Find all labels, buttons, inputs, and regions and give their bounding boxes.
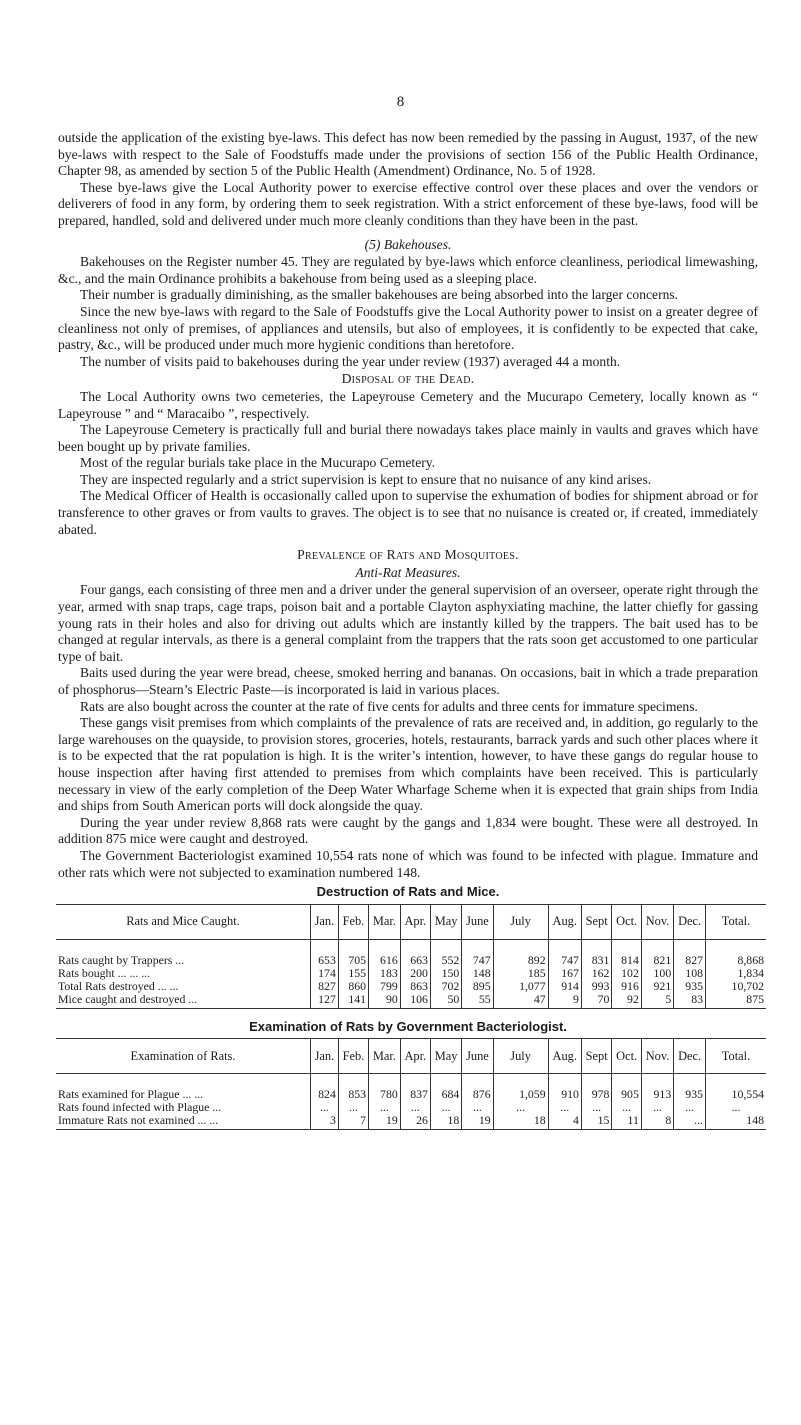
table-cell: 837 [400,1088,430,1101]
paragraph: Four gangs, each consisting of three men and a driver under the general supervision of an overseer, operate right through the year, armed with snap traps, cage traps, poison bait and a portable Clayton asphyxiating machine, the latter chiefly for gassing young rats in their holes and also for driving out adults which are instantly killed by the trappers. The bait used has to be changed at regular intervals, as there is a general complaint from the trappers that the rats soon get accustomed to one particular type of bait. [58,582,758,664]
column-header: Oct. [612,904,641,939]
paragraph: outside the application of the existing bye-laws. This defect has now been remedied by the passing in August, 1937, of the new bye-laws with respect to the Sale of Foodstuffs made under the provisions of section 156 of the Public Health Ordinance, Chapter 98, as amended by section 5 of the Public Health (Amendment) Ordinance, No. 5 of 1928. [58,130,758,179]
table-cell: 162 [581,967,612,980]
column-header: Jan. [311,904,339,939]
column-header: Nov. [641,904,673,939]
column-header: Oct. [612,1039,641,1074]
table-row [56,1114,766,1130]
table-cell: 860 [338,980,368,993]
column-header: May [430,904,461,939]
table-cell: 10,702 [706,980,767,993]
table-cell: 148 [706,1114,767,1130]
table-title-examination: Examination of Rats by Government Bacteriologist. [249,1018,567,1034]
column-header: Sept [581,1039,612,1074]
table-cell: 4 [548,1114,581,1130]
table-header-row [56,1039,766,1074]
row-label: Mice caught and destroyed ... [56,993,311,1009]
paragraph: The Lapeyrouse Cemetery is practically full and burial there nowadays takes place mainly in vaults and graves which have been bought up by private families. [58,422,758,454]
column-header: Rats and Mice Caught. [56,904,311,939]
table-cell: 663 [400,954,430,967]
table-cell: 910 [548,1088,581,1101]
column-header: Total. [706,904,767,939]
table-cell: 799 [369,980,401,993]
column-header: Total. [706,1039,767,1074]
paragraph: Their number is gradually diminishing, as the smaller bakehouses are being absorbed into the larger concerns. [80,287,679,303]
paragraph: They are inspected regularly and a strict supervision is kept to ensure that no nuisance of any kind arises. [80,471,652,487]
paragraph: Bakehouses on the Register number 45. They are regulated by bye-laws which enforce cleanliness, periodical limewashing, &c., and the main Ordinance prohibits a bakehouse from being used as a sleeping place. [58,254,758,286]
column-header: June [462,1039,493,1074]
table-cell: 26 [400,1114,430,1130]
column-header: Dec. [674,1039,706,1074]
paragraph: Rats are also bought across the counter at the rate of five cents for adults and three cents for immature specimens. [80,698,698,714]
table-cell: 5 [641,993,673,1009]
page-number: 8 [396,94,405,110]
paragraph: Most of the regular burials take place in the Mucurapo Cemetery. [80,455,436,471]
section-heading-rats-mosquitoes: Prevalence of Rats and Mosquitoes. [297,547,519,563]
column-header: Apr. [400,1039,430,1074]
table-cell: 19 [369,1114,401,1130]
table-cell: 653 [311,954,339,967]
paragraph: The Government Bacteriologist examined 10,554 rats none of which was found to be infected with plague. Immature and other rats which were not subjected to examination numbered 148. [58,847,758,880]
column-header: Mar. [369,904,401,939]
table-cell: 1,059 [493,1088,548,1101]
paragraph: These bye-laws give the Local Authority power to exercise effective control over these places and over the vendors or deliverers of food in any form, by ordering them to seek registration. With a strict enforcement of these bye-laws, food will be prepared, handled, sold and delivered under much more cleanly conditions than they have been in the past. [58,179,758,228]
row-label: Rats bought ... ... ... [58,965,151,980]
table-cell: 47 [493,993,548,1009]
column-header: Feb. [338,904,368,939]
table-cell: 141 [338,993,368,1009]
table-cell: ... [462,1101,493,1114]
table-cell: 978 [581,1088,612,1101]
paragraph: During the year under review 8,868 rats were caught by the gangs and 1,834 were bought. These were all destroyed. In addition 875 mice were caught and destroyed. [58,814,758,847]
table-cell: 90 [369,993,401,1009]
paragraph: The number of visits paid to bakehouses during the year under review (1937) averaged 44 a month. [80,353,621,369]
column-header: May [430,1039,461,1074]
table-cell: 993 [581,980,612,993]
table-cell: 876 [462,1088,493,1101]
table-row [56,967,766,980]
table-row [56,954,766,967]
table-cell: 8 [641,1114,673,1130]
section-heading-bakehouses: (5) Bakehouses. [364,236,452,252]
table-cell: 821 [641,954,673,967]
table-cell: 55 [462,993,493,1009]
table-cell: 831 [581,954,612,967]
table-cell: 183 [369,967,401,980]
table-cell: ... [311,1101,339,1114]
table-cell: ... [706,1101,767,1114]
table-cell: 9 [548,993,581,1009]
table-cell: ... [641,1101,673,1114]
column-header: Aug. [548,904,581,939]
table-cell: 70 [581,993,612,1009]
table-header-row [56,904,766,939]
paragraph: Since the new bye-laws with regard to the Sale of Foodstuffs give the Local Authority power to insist on a greater degree of cleanliness not only of premises, of appliances and utensils, but also of employees, it is confidently to be expected that cake, pastry, &c., will be produced under much more hygienic conditions than heretofore. [58,303,758,353]
column-header: Nov. [641,1039,673,1074]
column-header: July [493,904,548,939]
table-cell: 127 [311,993,339,1009]
table-cell: 747 [462,954,493,967]
table-cell: ... [400,1101,430,1114]
table-cell: 705 [338,954,368,967]
subheading-anti-rat: Anti-Rat Measures. [355,564,461,580]
table-cell: 684 [430,1088,461,1101]
table-cell: 11 [612,1114,641,1130]
table-cell: 19 [462,1114,493,1130]
table-cell: 150 [430,967,461,980]
table-cell: 863 [400,980,430,993]
table-examination-rats [56,1038,766,1130]
table-cell: 780 [369,1088,401,1101]
table-cell: 616 [369,954,401,967]
table-cell: 905 [612,1088,641,1101]
column-header: Feb. [338,1039,368,1074]
row-label: Rats found infected with Plague ... [58,1100,222,1115]
table-cell: 18 [493,1114,548,1130]
table-cell: ... [674,1114,706,1130]
column-header: Examination of Rats. [56,1039,311,1074]
table-cell: 174 [311,967,339,980]
table-cell: 921 [641,980,673,993]
table-cell: 914 [548,980,581,993]
table-cell: 895 [462,980,493,993]
table-cell: 8,868 [706,954,767,967]
table-cell: 167 [548,967,581,980]
paragraph: Baits used during the year were bread, cheese, smoked herring and bananas. On occasions, bait in which a trade preparation of phosphorus—Stearn’s Electric Paste—is incorporated is laid in various places. [58,665,758,697]
table-row [56,980,766,993]
table-cell: 83 [674,993,706,1009]
table-cell: 875 [706,993,767,1009]
table-cell: 814 [612,954,641,967]
table-cell: 747 [548,954,581,967]
table-cell: 148 [462,967,493,980]
table-cell: 827 [311,980,339,993]
table-cell: 3 [311,1114,339,1130]
table-cell: 106 [400,993,430,1009]
table-cell: ... [674,1101,706,1114]
table-cell: 92 [612,993,641,1009]
table-cell: 913 [641,1088,673,1101]
table-title-destruction: Destruction of Rats and Mice. [316,884,500,900]
table-cell: 108 [674,967,706,980]
table-cell: ... [430,1101,461,1114]
table-cell: 853 [338,1088,368,1101]
table-cell: ... [548,1101,581,1114]
paragraph: These gangs visit premises from which complaints of the prevalence of rats are received and, in addition, go regularly to the large warehouses on the quayside, to provision stores, groceries, hotels, restaurants, barrack yards and such other places where it is to be expected that the rat population is high. It is the writer’s intention, however, to have these gangs do regular house to house inspection after having first attended to premises from which complaints have been received. This is particularly necessary in view of the early completion of the Deep Water Wharfage Scheme when it is expected that grain ships from India and ships from South American ports will dock alongside the quay. [58,715,758,814]
row-label: Total Rats destroyed ... ... [58,978,179,993]
table-cell: ... [338,1101,368,1114]
table-cell: 552 [430,954,461,967]
table-destruction-rats-mice [56,904,766,1009]
table-cell: 702 [430,980,461,993]
table-cell: 18 [430,1114,461,1130]
table-cell: 185 [493,967,548,980]
column-header: Aug. [548,1039,581,1074]
table-row [56,993,766,1009]
table-cell: 155 [338,967,368,980]
table-cell: 7 [338,1114,368,1130]
section-heading-disposal-of-dead: Disposal of the Dead. [341,371,475,387]
paragraph: The Local Authority owns two cemeteries, the Lapeyrouse Cemetery and the Mucurapo Cemetery, locally known as “ Lapeyrouse ” and “ Maracaibo ”, respectively. [58,388,758,421]
table-cell: ... [369,1101,401,1114]
table-cell: 892 [493,954,548,967]
table-cell: 102 [612,967,641,980]
column-header: July [493,1039,548,1074]
row-label: Rats examined for Plague ... ... [58,1087,204,1102]
column-header: Apr. [400,904,430,939]
table-cell: 200 [400,967,430,980]
table-cell: 935 [674,1088,706,1101]
table-cell: 50 [430,993,461,1009]
table-cell: 916 [612,980,641,993]
page-content [58,130,764,1130]
column-header: June [462,904,493,939]
column-header: Mar. [369,1039,401,1074]
paragraph: The Medical Officer of Health is occasionally called upon to supervise the exhumation of bodies for shipment abroad or for transference to other graves or from vaults to graves. The object is to see that no nuisance is created or, if created, immediately abated. [58,488,758,537]
table-cell: 1,077 [493,980,548,993]
table-cell: 15 [581,1114,612,1130]
table-cell: 935 [674,980,706,993]
row-label: Immature Rats not examined ... ... [56,1114,311,1130]
table-cell: ... [581,1101,612,1114]
table-cell: 827 [674,954,706,967]
column-header: Sept [581,904,612,939]
column-header: Dec. [674,904,706,939]
table-cell: ... [493,1101,548,1114]
row-label: Rats caught by Trappers ... [58,952,185,967]
table-cell: 10,554 [706,1088,767,1101]
column-header: Jan. [311,1039,339,1074]
table-cell: ... [612,1101,641,1114]
table-cell: 1,834 [706,967,767,980]
table-cell: 824 [311,1088,339,1101]
table-cell: 100 [641,967,673,980]
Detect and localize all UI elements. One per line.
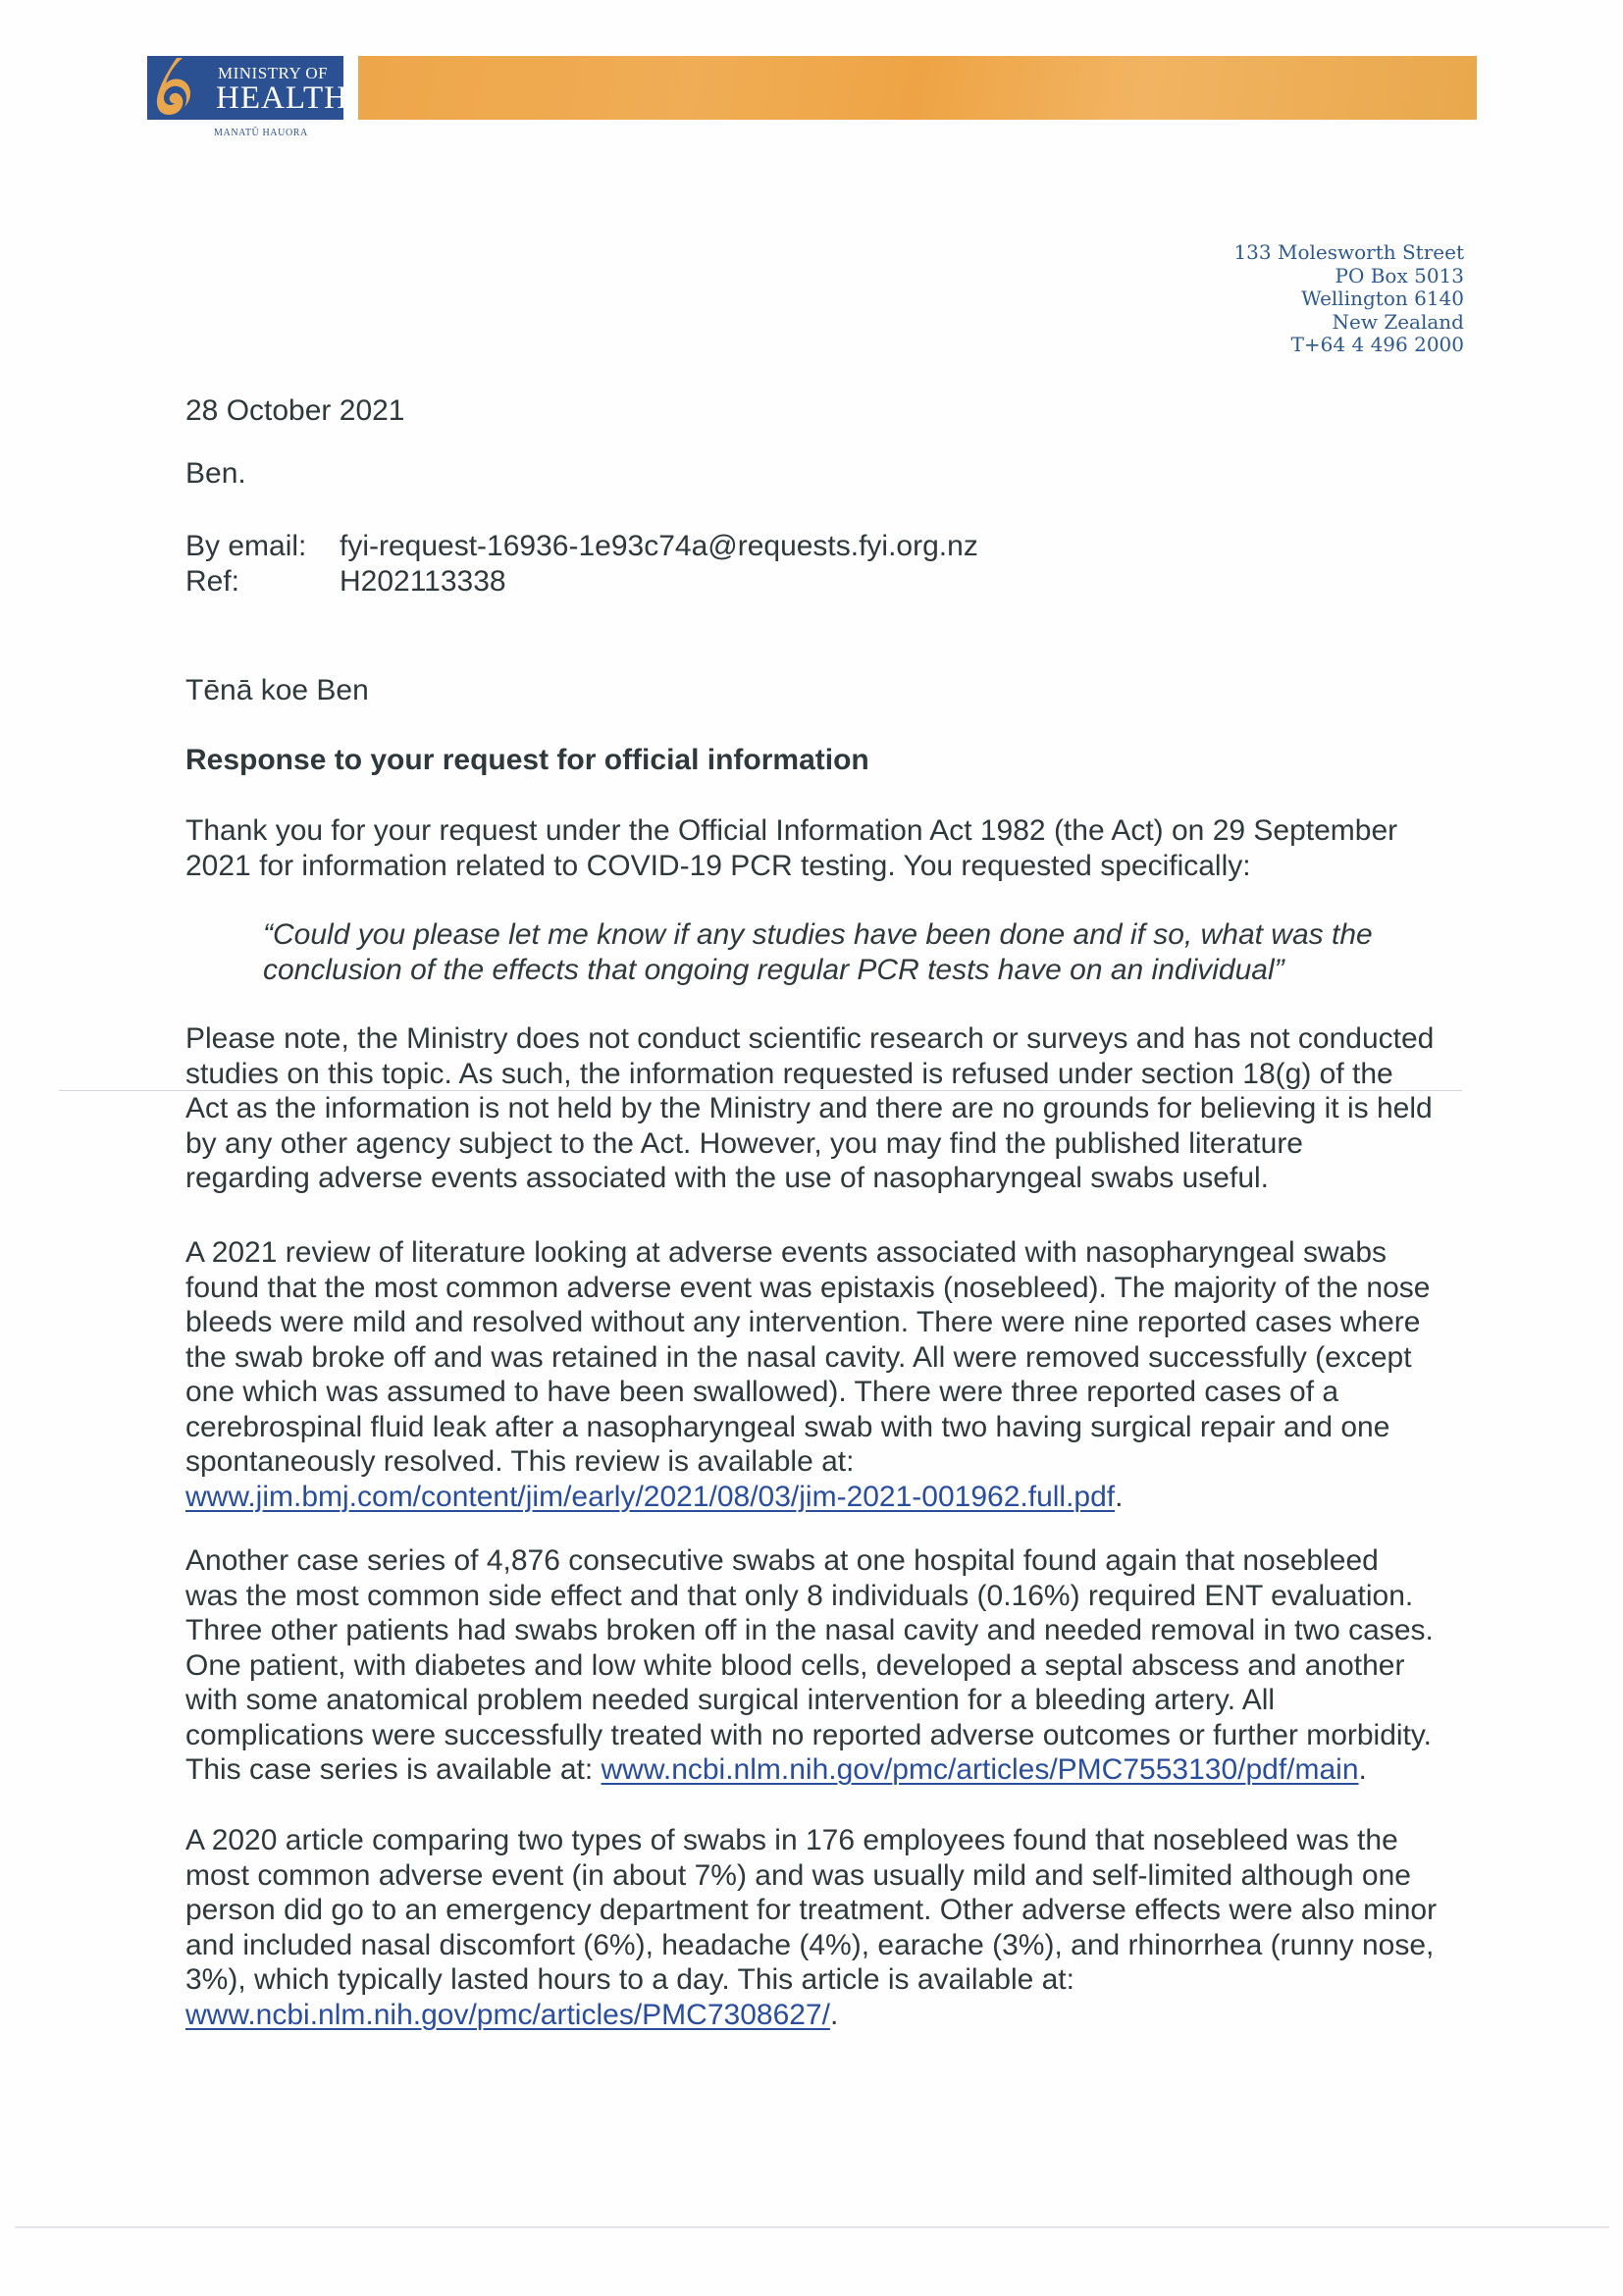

• • • • • • •

### TO DO:
Every line in the data that holds the string "section" should be copied.

### RESPONSE:
paragraph: outside the application of the existing bye-laws. This defect has now been remedied by the passing in August, 1937, of the new bye-laws with respect to the Sale of Foodstuffs made under the provisions of section 156 of the Public Health Ordinance, Chapter 98, as amended by section 5 of the Public Health (Amendment) Ordinance, No. 5 of 1928. [58,130,758,179]
section-heading-rats-mosquitoes: Prevalence of Rats and Mosquitoes. [297,547,519,563]
section-heading-bakehouses: (5) Bakehouses. [364,236,452,252]
section-heading-disposal-of-dead: Disposal of the Dead. [341,371,475,387]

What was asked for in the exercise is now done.